What is asked: List every line in this data where the string "МЕЖГОСУДАРСТВЕННЫЙ" occurs.
** Start of Dataset records **
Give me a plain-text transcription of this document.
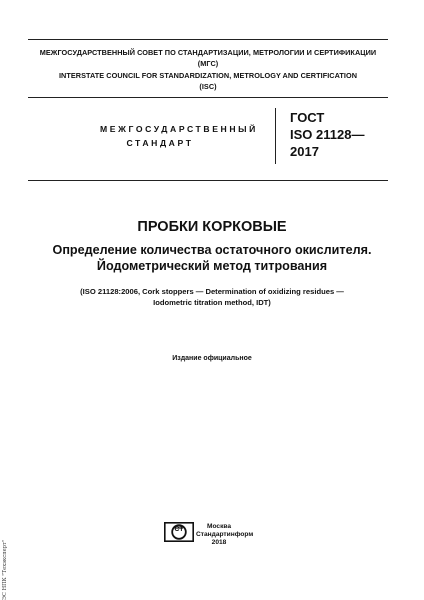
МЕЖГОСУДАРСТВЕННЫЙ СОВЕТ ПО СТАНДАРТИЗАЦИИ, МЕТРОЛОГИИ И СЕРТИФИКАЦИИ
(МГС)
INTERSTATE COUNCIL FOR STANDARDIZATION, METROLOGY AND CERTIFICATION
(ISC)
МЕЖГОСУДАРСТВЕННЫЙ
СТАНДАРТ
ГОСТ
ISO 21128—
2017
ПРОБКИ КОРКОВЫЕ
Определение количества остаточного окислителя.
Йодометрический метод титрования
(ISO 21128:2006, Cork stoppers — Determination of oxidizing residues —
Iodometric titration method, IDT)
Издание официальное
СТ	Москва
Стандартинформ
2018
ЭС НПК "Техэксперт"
** End of Dataset records **
** Start of Dataset records **
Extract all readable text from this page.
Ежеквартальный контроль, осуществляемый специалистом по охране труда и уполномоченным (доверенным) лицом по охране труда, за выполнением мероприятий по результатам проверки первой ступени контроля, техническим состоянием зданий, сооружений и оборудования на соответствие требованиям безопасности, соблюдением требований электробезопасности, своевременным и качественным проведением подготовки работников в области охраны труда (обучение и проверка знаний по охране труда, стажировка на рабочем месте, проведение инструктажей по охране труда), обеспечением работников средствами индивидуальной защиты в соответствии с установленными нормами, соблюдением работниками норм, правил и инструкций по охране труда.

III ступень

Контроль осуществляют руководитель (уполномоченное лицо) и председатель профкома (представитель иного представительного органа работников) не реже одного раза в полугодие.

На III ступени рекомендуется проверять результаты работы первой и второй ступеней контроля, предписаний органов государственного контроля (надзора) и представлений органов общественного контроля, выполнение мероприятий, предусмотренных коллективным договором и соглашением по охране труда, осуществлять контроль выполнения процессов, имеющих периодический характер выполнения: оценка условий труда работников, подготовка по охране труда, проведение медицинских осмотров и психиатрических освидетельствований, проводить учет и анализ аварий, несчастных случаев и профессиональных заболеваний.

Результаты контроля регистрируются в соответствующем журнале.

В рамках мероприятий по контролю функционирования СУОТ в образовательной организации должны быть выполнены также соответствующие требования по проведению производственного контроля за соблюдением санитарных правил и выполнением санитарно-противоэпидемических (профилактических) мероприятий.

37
** End of Dataset records **
** Start of Dataset records **
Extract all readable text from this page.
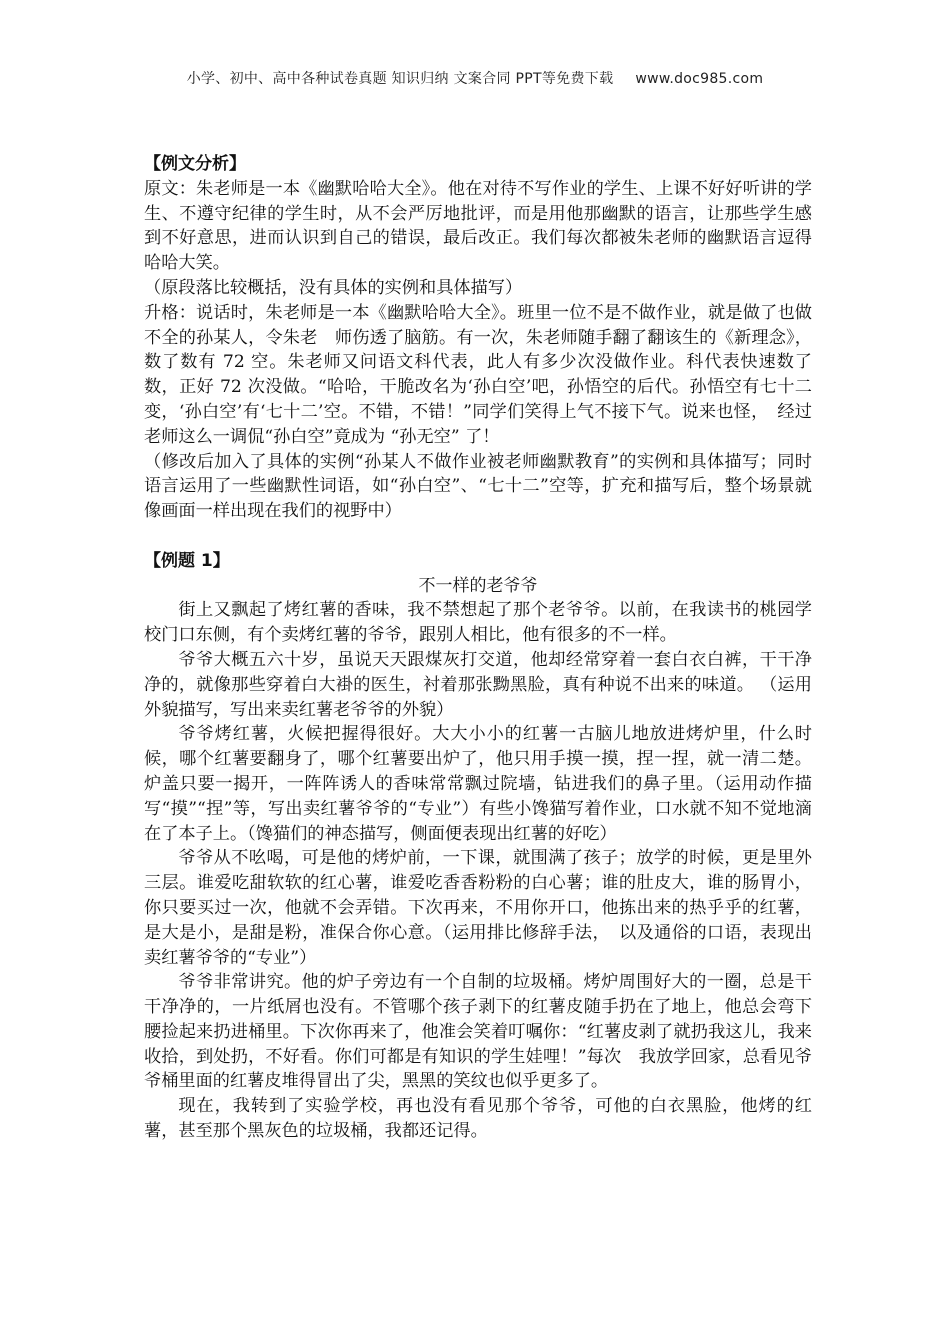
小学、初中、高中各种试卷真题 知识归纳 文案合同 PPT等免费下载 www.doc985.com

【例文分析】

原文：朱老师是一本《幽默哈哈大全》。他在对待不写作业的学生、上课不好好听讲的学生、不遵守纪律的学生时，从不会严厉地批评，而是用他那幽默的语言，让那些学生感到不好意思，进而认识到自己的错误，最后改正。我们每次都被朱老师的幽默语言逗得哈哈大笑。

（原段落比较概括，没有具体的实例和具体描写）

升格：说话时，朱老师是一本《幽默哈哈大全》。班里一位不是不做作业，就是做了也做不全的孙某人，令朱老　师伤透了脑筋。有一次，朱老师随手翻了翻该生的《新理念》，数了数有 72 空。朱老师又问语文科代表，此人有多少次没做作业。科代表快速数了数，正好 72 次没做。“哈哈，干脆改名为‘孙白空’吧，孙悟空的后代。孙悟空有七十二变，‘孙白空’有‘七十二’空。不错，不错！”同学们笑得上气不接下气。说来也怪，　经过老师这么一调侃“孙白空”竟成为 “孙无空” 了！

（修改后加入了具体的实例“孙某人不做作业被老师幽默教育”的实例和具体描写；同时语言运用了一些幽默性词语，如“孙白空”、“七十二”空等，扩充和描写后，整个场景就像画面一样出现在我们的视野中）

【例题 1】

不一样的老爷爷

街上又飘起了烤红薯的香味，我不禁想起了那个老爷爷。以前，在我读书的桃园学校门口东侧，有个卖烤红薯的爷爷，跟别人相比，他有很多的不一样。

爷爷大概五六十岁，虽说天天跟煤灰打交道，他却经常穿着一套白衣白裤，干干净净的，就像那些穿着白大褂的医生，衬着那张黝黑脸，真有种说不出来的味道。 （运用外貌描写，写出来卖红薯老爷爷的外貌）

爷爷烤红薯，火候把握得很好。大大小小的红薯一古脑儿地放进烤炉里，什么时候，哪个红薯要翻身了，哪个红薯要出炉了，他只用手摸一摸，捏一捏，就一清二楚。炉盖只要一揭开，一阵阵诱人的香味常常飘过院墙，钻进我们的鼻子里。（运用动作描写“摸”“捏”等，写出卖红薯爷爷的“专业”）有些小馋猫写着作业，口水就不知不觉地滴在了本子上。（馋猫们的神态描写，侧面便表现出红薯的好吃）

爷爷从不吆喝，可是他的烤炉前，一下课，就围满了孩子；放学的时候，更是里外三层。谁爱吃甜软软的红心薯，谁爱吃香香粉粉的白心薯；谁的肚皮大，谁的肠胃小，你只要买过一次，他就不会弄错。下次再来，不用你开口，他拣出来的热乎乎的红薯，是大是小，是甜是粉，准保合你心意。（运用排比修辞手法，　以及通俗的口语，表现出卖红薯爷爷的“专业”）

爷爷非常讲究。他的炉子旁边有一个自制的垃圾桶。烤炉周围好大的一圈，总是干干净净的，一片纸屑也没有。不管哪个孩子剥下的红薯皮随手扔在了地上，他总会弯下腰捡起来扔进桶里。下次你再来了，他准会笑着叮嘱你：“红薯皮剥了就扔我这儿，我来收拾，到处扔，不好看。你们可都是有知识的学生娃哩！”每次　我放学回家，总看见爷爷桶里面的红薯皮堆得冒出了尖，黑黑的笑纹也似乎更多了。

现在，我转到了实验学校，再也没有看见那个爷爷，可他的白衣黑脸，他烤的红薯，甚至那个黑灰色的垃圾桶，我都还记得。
** End of Dataset records **
Answer to this task:
МЕЖГОСУДАРСТВЕННЫЙ СОВЕТ ПО СТАНДАРТИЗАЦИИ, МЕТРОЛОГИИ И СЕРТИФИКАЦИИ
МЕЖГОСУДАРСТВЕННЫЙ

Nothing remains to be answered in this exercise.